> **Exercise goal**: Print, character for character, every line from the first one through the line that contains "Text: Стеклоочиститель: Стеклоочиститель", including that line.
*** Provided entries ***
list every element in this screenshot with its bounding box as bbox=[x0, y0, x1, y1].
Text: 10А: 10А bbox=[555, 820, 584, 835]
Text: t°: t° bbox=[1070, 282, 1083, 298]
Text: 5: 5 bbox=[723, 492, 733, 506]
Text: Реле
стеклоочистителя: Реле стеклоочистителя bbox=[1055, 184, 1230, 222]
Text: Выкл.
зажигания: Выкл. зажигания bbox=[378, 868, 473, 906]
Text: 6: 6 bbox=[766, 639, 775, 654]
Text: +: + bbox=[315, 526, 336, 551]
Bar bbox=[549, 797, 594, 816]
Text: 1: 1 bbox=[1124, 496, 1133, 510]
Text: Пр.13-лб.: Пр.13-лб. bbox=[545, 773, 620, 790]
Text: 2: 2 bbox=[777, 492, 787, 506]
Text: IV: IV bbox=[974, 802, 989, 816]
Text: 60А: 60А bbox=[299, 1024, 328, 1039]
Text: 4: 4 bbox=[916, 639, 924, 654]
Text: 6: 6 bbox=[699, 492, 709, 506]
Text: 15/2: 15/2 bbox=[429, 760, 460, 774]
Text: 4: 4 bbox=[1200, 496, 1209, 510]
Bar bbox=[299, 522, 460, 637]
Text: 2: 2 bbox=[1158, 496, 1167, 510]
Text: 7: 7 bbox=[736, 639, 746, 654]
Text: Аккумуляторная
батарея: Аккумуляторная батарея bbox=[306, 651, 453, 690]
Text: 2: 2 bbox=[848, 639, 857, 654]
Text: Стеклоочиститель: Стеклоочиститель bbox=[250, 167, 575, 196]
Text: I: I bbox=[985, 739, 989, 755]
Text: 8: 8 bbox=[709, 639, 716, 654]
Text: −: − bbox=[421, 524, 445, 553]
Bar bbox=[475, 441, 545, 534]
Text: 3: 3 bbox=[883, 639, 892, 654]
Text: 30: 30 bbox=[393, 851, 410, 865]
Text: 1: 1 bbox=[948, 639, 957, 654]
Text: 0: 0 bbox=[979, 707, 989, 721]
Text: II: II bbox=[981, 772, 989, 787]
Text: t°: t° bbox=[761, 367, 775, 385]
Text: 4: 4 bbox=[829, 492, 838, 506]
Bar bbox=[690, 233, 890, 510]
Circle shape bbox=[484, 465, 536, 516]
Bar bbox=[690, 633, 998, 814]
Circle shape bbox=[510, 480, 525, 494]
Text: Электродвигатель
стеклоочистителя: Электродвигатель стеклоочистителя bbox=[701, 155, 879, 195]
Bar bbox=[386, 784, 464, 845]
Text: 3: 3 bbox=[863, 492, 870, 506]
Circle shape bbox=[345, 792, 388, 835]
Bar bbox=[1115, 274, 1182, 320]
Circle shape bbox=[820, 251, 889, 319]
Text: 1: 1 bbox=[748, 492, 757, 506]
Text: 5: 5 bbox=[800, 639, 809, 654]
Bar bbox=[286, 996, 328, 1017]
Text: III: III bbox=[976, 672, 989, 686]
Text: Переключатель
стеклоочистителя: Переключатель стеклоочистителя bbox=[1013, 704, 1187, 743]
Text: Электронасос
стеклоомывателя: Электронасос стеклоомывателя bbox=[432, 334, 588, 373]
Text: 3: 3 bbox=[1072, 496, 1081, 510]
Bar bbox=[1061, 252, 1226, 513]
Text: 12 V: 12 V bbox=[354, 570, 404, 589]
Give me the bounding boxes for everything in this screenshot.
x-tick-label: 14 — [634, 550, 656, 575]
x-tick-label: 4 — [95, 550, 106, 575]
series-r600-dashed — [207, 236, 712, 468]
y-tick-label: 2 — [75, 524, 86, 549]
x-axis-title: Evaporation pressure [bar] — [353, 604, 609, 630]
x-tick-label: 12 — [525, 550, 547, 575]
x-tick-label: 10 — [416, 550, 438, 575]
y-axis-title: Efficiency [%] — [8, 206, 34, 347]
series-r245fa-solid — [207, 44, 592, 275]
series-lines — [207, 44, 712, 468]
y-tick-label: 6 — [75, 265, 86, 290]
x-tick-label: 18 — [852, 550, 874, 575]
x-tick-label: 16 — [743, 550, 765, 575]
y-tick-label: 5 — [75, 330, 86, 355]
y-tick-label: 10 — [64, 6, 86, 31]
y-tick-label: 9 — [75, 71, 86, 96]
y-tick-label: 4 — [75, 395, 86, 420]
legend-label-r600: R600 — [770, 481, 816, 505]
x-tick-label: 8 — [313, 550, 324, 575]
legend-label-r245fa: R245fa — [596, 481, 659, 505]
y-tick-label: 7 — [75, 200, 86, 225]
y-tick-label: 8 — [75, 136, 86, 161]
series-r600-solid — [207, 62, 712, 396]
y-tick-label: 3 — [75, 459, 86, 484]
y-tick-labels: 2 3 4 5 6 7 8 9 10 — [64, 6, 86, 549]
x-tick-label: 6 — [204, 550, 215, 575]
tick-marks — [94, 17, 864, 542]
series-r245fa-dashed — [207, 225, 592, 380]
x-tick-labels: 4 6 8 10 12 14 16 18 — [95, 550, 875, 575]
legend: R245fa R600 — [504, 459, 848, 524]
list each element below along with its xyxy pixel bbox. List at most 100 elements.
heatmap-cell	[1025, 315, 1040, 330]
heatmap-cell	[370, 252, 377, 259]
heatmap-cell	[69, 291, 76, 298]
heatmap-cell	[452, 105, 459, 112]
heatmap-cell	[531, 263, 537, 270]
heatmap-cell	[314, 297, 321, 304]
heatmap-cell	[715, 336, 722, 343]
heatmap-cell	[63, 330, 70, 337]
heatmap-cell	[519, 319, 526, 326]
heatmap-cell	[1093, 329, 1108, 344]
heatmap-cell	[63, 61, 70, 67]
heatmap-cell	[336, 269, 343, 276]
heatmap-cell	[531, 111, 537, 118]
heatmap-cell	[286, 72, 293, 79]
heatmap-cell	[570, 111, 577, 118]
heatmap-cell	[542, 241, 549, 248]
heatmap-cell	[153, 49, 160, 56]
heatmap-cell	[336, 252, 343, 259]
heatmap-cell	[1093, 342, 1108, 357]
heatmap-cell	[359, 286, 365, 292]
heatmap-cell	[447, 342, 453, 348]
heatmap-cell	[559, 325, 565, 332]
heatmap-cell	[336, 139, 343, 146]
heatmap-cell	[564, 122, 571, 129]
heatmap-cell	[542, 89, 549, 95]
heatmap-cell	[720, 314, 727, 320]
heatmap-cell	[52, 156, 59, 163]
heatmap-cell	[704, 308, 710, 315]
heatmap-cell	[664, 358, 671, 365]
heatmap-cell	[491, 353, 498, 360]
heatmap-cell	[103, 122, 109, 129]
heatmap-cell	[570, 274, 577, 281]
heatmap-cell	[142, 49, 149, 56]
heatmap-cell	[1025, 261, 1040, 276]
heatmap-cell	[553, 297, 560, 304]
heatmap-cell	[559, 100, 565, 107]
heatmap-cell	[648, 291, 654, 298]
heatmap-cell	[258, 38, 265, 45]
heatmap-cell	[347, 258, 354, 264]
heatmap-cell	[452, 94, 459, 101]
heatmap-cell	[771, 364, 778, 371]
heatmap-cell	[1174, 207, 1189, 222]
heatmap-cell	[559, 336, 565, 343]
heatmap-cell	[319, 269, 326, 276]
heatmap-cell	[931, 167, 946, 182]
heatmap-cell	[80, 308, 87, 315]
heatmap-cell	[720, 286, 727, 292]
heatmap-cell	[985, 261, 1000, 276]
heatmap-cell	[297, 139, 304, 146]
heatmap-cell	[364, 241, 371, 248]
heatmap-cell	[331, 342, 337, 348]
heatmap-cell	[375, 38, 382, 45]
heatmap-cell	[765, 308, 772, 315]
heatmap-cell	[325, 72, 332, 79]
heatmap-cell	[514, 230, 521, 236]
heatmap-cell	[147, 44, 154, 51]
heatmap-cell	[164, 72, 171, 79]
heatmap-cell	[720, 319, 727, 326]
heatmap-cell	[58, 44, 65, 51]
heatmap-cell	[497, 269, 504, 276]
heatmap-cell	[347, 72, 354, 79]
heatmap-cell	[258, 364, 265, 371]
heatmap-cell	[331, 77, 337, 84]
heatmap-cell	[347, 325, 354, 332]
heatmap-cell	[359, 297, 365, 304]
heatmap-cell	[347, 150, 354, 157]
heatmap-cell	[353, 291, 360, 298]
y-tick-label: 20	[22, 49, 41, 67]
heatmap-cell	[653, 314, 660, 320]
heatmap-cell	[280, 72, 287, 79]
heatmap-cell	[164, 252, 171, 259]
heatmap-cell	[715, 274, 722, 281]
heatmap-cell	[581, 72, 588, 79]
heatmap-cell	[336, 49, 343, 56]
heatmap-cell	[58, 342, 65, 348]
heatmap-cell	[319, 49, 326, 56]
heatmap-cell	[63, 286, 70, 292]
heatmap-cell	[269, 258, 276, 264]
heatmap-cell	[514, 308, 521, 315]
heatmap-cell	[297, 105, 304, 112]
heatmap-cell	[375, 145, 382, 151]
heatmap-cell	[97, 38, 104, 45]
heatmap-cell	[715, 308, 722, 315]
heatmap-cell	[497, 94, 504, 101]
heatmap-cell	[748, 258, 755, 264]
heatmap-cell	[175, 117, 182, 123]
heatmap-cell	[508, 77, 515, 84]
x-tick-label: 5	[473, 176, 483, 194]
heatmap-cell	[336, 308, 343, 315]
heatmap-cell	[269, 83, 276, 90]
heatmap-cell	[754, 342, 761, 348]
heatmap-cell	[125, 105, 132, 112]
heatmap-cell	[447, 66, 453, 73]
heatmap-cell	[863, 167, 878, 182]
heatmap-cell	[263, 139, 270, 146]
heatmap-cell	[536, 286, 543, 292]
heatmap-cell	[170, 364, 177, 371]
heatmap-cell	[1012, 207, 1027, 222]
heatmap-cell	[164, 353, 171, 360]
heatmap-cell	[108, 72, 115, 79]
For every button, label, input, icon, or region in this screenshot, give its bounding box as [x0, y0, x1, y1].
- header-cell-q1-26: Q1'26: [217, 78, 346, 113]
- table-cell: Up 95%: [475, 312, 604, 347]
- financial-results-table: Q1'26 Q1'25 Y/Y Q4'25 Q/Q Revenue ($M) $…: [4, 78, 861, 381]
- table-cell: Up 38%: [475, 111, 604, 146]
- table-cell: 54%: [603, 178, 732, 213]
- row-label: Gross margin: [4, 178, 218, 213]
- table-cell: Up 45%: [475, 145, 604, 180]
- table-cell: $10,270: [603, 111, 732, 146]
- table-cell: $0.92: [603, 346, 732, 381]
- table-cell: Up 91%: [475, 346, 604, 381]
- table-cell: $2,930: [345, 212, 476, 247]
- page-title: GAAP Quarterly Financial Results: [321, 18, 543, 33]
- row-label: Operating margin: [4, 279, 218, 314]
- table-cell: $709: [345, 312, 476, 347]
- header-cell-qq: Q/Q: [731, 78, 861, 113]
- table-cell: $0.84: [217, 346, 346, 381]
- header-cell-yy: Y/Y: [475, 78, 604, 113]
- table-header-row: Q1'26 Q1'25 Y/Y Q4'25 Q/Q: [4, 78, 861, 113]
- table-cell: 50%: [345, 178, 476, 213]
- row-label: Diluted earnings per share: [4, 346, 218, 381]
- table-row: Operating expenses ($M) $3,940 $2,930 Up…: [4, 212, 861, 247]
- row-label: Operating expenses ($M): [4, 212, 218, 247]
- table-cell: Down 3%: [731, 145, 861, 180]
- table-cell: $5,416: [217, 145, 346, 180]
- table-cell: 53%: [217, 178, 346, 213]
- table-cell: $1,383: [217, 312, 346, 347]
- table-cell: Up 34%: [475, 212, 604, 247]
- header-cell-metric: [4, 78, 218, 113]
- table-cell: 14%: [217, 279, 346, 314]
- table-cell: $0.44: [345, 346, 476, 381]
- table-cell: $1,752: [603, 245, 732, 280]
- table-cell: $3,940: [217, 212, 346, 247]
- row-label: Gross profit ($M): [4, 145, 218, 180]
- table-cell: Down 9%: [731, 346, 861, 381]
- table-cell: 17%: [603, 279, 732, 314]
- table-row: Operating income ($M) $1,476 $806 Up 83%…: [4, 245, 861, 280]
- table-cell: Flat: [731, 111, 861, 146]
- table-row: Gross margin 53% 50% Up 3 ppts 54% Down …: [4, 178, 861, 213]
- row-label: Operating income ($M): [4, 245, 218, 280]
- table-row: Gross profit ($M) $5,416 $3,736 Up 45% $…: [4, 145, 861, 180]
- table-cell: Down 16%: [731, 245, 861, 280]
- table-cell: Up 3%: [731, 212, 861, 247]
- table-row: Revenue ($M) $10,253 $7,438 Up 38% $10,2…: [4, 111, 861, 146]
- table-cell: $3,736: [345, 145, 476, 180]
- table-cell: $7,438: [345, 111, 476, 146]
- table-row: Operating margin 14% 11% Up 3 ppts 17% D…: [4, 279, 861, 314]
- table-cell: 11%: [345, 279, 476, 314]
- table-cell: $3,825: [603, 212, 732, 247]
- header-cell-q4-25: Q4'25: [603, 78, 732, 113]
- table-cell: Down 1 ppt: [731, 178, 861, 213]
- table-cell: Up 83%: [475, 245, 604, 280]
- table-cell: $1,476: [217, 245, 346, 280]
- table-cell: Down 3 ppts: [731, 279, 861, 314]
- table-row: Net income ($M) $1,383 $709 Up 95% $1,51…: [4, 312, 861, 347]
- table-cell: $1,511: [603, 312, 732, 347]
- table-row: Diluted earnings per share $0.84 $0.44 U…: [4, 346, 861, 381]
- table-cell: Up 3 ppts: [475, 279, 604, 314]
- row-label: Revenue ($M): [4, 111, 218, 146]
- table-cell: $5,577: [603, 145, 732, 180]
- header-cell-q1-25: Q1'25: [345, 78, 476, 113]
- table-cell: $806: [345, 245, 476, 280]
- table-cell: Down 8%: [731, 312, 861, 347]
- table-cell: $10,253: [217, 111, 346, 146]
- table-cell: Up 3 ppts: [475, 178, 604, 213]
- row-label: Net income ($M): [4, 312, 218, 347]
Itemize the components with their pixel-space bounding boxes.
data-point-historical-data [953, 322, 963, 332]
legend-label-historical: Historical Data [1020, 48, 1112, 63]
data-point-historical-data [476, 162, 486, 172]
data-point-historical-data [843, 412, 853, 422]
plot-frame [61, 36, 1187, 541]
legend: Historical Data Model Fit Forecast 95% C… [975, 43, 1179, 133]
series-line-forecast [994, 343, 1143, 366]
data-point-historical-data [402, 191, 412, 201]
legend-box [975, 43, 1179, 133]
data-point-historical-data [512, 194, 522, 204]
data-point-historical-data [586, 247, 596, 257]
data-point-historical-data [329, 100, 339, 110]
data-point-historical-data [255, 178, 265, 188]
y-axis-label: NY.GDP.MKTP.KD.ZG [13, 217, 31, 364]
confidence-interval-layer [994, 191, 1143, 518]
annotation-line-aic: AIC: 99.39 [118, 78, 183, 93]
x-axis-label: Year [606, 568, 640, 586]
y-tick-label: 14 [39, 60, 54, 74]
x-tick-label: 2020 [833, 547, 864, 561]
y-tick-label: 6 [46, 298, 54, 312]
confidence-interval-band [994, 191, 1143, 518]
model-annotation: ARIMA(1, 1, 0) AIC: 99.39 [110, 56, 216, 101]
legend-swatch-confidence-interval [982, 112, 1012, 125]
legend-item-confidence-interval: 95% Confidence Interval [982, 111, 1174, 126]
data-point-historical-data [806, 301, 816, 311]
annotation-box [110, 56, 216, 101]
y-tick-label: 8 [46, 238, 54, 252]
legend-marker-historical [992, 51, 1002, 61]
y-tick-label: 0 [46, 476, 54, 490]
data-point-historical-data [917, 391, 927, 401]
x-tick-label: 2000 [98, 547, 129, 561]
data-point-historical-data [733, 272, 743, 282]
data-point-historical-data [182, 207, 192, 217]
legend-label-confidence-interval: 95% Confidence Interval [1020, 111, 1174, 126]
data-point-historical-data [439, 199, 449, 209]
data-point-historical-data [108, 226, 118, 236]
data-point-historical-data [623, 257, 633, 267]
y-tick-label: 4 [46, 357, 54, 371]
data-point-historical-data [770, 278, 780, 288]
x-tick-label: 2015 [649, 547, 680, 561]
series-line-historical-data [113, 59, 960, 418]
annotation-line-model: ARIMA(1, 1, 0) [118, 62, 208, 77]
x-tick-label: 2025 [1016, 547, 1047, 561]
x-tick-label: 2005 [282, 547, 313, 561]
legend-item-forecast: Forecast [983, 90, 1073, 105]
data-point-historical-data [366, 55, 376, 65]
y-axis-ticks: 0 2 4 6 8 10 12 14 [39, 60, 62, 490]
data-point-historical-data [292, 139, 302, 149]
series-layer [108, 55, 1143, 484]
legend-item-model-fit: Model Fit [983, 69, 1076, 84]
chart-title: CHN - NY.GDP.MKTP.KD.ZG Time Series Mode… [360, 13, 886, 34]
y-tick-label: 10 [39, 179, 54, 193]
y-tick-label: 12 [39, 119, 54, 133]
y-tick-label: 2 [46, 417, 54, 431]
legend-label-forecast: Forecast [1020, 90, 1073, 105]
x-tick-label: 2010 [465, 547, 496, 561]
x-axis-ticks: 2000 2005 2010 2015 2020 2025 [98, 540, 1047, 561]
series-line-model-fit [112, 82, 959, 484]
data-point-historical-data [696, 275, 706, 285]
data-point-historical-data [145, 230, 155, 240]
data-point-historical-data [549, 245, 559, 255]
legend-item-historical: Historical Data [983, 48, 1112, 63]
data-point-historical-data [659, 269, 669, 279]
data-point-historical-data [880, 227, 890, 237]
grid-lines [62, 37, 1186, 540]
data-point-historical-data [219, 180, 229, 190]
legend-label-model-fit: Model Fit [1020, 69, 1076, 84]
***
> **Result for this task**:
list every element in this screenshot with its bounding box as bbox=[x0, y0, x1, y1].
Text: 10А: 10А bbox=[555, 820, 584, 835]
Text: t°: t° bbox=[1070, 282, 1083, 298]
Text: 5: 5 bbox=[723, 492, 733, 506]
Text: Реле
стеклоочистителя: Реле стеклоочистителя bbox=[1055, 184, 1230, 222]
Text: Выкл.
зажигания: Выкл. зажигания bbox=[378, 868, 473, 906]
Text: 6: 6 bbox=[766, 639, 775, 654]
Text: +: + bbox=[315, 526, 336, 551]
Bar bbox=[549, 797, 594, 816]
Text: 1: 1 bbox=[1124, 496, 1133, 510]
Text: Пр.13-лб.: Пр.13-лб. bbox=[545, 773, 620, 790]
Text: 2: 2 bbox=[777, 492, 787, 506]
Text: IV: IV bbox=[974, 802, 989, 816]
Text: 60А: 60А bbox=[299, 1024, 328, 1039]
Text: 4: 4 bbox=[916, 639, 924, 654]
Text: 6: 6 bbox=[699, 492, 709, 506]
Text: 15/2: 15/2 bbox=[429, 760, 460, 774]
Text: 4: 4 bbox=[1200, 496, 1209, 510]
Bar bbox=[299, 522, 460, 637]
Text: 2: 2 bbox=[1158, 496, 1167, 510]
Text: 7: 7 bbox=[736, 639, 746, 654]
Text: Аккумуляторная
батарея: Аккумуляторная батарея bbox=[306, 651, 453, 690]
Text: 2: 2 bbox=[848, 639, 857, 654]
Text: Стеклоочиститель: Стеклоочиститель bbox=[250, 167, 575, 196]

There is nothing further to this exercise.